[Start DATA SHOWN]
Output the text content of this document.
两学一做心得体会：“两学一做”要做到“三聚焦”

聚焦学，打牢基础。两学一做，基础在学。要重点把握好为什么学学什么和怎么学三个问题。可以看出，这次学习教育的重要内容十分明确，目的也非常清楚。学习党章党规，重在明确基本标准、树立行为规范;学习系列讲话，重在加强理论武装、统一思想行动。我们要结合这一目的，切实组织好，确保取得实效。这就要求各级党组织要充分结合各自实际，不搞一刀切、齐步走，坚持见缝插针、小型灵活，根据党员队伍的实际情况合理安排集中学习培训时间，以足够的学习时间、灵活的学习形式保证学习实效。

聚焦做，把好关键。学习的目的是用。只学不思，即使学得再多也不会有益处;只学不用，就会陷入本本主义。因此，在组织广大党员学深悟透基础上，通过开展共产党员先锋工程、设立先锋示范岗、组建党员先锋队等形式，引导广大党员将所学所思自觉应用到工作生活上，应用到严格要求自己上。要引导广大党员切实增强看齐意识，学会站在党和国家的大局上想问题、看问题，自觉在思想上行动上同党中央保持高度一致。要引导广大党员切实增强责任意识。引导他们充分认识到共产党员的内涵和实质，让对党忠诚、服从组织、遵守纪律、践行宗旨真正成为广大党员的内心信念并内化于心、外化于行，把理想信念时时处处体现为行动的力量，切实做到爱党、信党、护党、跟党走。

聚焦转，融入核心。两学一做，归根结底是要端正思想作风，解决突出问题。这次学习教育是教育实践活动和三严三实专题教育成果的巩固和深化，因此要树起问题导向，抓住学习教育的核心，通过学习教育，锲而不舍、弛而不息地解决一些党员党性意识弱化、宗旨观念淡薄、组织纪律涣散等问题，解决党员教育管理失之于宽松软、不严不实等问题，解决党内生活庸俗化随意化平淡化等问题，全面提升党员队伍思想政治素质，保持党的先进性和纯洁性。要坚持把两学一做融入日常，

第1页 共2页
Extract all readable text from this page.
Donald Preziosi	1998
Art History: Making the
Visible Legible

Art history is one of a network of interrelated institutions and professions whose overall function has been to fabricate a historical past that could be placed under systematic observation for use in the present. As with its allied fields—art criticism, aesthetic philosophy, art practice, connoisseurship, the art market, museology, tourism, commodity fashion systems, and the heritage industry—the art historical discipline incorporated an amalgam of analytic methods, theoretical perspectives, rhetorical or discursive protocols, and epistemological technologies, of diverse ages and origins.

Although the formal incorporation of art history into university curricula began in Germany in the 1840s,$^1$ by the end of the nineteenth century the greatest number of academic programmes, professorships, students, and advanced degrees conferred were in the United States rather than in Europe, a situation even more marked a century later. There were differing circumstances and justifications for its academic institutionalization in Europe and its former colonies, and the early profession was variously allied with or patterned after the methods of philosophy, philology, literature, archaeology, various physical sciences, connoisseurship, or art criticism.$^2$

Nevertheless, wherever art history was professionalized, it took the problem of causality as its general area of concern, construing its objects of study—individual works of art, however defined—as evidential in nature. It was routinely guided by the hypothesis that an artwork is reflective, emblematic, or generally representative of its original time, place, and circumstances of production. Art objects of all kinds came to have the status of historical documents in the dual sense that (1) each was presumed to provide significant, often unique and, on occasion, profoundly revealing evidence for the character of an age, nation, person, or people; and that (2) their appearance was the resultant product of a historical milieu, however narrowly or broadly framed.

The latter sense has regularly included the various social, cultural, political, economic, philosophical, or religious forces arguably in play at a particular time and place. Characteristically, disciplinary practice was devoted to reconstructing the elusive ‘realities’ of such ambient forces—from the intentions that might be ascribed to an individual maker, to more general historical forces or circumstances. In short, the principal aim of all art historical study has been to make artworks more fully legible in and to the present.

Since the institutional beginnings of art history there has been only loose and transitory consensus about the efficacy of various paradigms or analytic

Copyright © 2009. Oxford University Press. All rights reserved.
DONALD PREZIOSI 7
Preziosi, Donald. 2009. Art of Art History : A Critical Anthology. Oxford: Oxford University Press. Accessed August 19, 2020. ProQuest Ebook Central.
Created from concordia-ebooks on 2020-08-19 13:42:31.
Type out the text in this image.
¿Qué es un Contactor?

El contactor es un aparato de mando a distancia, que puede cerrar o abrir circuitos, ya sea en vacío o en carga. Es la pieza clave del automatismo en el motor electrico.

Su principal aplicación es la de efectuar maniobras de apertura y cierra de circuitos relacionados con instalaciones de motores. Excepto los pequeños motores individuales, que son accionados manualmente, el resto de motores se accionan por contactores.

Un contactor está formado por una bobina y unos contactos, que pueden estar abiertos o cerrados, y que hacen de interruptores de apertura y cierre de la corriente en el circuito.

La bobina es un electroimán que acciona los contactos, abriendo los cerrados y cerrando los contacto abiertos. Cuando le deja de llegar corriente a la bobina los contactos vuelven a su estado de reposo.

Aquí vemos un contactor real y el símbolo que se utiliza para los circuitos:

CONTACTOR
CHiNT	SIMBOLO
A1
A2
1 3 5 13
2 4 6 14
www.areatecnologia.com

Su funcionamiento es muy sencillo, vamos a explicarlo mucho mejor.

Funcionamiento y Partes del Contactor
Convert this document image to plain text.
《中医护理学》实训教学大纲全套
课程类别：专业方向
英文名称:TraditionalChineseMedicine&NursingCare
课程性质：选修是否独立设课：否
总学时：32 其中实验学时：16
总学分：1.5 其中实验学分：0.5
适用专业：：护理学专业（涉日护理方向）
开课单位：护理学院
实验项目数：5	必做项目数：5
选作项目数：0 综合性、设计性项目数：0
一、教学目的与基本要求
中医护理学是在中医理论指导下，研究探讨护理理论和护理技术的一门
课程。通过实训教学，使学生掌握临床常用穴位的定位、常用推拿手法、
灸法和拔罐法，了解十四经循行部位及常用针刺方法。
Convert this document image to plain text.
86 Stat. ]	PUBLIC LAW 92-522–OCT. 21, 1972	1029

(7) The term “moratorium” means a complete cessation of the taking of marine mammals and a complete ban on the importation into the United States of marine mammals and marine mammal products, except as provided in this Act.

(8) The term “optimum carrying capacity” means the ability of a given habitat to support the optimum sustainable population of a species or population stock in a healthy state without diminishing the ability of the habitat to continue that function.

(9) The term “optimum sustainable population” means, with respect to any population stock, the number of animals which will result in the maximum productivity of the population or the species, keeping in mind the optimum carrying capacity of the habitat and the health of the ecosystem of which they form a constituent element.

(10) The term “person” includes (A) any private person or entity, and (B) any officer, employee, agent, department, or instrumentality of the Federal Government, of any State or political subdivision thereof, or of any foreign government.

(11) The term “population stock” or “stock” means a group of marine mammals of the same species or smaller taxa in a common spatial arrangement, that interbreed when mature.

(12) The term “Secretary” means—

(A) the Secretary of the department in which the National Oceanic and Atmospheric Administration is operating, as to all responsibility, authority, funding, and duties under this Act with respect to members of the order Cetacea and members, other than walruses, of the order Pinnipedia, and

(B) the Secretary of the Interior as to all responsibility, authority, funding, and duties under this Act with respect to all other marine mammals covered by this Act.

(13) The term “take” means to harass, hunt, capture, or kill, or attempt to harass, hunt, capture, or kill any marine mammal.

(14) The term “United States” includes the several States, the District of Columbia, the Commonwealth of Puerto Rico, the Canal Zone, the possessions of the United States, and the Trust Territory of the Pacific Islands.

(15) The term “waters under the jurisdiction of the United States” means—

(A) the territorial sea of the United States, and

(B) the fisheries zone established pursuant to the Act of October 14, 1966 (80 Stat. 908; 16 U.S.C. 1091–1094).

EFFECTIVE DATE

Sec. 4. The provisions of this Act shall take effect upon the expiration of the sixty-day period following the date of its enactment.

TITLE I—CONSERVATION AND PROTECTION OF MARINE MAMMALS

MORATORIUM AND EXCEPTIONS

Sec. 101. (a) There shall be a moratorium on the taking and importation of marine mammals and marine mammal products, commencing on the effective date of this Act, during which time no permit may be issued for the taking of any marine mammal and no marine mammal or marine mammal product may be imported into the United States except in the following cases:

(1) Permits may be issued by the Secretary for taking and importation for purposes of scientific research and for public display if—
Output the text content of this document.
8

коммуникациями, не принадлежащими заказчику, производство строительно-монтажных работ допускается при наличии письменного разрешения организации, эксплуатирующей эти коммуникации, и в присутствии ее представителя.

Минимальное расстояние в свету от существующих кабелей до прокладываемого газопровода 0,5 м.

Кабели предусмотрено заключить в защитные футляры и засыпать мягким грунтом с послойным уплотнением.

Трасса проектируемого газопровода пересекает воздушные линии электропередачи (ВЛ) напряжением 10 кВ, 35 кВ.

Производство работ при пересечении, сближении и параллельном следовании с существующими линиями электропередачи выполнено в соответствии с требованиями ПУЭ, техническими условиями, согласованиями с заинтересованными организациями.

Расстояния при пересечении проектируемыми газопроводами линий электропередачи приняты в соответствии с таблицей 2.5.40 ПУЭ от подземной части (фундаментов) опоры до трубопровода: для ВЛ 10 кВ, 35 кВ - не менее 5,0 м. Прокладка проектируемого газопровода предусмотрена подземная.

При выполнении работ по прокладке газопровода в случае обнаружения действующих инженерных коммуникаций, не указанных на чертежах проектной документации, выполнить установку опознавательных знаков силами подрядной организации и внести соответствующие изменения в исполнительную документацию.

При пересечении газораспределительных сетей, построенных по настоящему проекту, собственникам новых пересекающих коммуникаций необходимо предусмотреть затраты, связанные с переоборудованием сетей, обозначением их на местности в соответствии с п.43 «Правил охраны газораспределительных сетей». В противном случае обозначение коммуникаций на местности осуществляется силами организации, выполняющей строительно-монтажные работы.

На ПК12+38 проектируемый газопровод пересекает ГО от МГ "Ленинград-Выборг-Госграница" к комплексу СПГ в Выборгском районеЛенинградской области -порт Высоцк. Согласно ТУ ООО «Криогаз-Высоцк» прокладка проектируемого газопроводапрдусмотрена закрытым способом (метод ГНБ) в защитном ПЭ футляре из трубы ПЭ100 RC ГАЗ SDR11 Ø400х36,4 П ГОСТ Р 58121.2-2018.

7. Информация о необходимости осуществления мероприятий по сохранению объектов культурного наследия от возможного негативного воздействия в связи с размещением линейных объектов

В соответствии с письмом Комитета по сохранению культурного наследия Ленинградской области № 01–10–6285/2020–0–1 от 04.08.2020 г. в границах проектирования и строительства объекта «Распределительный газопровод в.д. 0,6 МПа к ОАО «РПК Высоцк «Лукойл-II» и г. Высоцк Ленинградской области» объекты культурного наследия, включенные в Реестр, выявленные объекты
[End DATA SHOWN]
[WHAT TO DO]
Determine how many lines include the string "function". Give no answer but the number.

[SOLUTION]
2